* _What is expected_: Filter the records below for the word "Total". Copy each line that holds it.

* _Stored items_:

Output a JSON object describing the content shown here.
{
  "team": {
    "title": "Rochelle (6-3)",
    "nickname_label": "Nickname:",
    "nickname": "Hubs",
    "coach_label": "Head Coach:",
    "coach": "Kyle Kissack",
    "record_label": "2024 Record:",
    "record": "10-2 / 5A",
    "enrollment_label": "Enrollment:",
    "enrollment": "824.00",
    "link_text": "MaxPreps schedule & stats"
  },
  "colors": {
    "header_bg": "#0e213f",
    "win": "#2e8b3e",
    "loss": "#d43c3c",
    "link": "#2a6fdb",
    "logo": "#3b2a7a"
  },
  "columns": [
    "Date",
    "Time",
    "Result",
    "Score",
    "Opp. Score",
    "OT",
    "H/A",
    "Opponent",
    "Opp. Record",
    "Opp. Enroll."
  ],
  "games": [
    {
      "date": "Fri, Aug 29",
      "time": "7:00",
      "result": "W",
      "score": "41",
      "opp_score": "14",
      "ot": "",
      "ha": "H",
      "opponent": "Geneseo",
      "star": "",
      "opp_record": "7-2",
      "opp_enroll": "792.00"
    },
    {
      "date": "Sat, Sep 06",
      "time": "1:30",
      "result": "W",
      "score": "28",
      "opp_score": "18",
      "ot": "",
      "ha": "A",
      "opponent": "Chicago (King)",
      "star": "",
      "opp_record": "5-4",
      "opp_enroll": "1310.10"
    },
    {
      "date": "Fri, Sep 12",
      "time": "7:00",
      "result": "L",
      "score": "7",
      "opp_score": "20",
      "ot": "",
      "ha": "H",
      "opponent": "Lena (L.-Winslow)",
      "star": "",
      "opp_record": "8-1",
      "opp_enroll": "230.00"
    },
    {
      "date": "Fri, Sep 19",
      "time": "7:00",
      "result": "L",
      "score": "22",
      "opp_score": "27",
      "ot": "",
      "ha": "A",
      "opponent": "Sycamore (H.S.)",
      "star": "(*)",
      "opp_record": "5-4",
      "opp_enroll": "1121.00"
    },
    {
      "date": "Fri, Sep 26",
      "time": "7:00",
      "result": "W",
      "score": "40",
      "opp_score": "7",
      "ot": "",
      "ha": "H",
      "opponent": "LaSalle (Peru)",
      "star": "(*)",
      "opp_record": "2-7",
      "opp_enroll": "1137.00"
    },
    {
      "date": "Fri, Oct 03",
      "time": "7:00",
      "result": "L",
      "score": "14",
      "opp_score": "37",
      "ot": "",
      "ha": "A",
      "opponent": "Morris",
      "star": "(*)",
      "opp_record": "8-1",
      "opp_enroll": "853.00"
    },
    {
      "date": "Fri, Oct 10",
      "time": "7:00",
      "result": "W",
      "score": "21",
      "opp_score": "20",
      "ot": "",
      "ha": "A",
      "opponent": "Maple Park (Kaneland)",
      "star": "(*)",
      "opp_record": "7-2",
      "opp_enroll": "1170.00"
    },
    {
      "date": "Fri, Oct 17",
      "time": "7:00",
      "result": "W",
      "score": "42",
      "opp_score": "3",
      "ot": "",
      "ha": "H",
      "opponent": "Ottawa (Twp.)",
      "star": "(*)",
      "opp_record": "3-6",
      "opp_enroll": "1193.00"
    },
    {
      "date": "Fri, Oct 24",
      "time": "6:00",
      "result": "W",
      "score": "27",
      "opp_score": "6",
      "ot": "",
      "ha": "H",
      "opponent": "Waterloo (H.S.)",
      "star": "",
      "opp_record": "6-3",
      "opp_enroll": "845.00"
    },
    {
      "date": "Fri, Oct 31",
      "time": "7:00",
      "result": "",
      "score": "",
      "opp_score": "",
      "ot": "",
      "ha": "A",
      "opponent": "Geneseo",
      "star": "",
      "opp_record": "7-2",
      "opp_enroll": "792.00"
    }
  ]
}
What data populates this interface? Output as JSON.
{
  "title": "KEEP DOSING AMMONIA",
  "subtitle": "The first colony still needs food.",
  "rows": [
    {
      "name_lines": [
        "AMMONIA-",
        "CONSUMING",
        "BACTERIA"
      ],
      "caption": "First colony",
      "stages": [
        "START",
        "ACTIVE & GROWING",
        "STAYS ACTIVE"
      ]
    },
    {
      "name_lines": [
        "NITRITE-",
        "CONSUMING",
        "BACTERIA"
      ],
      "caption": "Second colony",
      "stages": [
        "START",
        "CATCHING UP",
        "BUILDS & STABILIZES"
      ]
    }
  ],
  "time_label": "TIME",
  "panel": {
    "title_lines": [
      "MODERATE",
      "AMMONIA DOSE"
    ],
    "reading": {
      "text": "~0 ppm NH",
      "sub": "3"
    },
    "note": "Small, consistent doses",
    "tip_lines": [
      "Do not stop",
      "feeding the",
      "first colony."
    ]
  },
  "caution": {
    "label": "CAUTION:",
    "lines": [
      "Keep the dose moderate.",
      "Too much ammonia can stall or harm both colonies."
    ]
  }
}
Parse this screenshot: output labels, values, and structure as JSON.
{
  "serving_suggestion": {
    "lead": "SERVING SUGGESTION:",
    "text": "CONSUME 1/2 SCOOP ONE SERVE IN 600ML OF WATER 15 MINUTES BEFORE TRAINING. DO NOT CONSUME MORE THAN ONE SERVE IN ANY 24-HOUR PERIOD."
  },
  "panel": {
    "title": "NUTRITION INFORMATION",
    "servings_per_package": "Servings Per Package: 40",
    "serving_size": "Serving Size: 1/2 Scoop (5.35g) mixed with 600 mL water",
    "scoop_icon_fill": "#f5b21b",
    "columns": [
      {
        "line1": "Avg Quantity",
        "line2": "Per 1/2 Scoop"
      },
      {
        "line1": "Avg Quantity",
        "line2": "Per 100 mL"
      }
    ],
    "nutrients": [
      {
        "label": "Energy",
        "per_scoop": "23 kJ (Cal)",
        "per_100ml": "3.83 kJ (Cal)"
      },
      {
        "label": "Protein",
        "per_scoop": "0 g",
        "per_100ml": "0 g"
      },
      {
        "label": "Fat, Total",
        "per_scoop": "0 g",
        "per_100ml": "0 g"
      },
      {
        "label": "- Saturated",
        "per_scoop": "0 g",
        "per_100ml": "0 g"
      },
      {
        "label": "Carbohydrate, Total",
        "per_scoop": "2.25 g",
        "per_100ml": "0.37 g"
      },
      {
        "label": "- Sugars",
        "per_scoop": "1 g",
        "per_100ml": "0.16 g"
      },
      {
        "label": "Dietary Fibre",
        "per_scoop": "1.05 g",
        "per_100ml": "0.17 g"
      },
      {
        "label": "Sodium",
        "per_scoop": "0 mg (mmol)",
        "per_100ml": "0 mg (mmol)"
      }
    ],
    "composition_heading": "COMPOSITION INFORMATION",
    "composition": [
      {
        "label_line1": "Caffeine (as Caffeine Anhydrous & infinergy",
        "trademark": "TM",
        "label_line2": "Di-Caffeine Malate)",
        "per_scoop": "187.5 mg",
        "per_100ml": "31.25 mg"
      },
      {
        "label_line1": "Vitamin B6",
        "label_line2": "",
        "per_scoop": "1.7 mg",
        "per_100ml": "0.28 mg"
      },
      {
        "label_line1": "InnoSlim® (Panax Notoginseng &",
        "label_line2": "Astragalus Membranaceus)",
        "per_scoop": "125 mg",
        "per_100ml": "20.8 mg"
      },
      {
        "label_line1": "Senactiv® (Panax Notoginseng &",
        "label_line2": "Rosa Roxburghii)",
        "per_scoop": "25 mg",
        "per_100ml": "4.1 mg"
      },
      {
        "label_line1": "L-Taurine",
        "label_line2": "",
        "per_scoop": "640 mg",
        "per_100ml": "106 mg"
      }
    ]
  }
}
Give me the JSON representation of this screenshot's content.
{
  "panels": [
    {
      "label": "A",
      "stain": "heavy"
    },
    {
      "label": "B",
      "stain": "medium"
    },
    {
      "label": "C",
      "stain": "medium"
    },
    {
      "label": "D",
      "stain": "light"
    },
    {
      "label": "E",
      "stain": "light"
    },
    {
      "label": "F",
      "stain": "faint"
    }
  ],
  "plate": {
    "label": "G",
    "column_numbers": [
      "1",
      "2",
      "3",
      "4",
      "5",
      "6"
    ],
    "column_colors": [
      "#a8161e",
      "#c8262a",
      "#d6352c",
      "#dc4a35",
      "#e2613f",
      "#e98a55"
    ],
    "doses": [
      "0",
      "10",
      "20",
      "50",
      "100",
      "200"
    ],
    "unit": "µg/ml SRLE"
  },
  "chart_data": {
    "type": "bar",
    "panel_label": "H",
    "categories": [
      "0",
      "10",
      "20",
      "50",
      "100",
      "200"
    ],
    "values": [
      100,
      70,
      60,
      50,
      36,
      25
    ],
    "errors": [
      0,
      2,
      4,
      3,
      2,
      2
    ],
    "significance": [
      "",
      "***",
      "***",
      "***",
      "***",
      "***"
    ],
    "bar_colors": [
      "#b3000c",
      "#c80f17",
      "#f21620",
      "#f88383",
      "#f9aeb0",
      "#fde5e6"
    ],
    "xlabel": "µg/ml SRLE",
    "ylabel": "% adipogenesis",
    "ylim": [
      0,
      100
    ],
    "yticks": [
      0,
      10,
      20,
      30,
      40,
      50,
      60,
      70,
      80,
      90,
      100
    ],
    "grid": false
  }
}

* _Reply_:
        "label": "Fat, Total",
        "label": "Carbohydrate, Total",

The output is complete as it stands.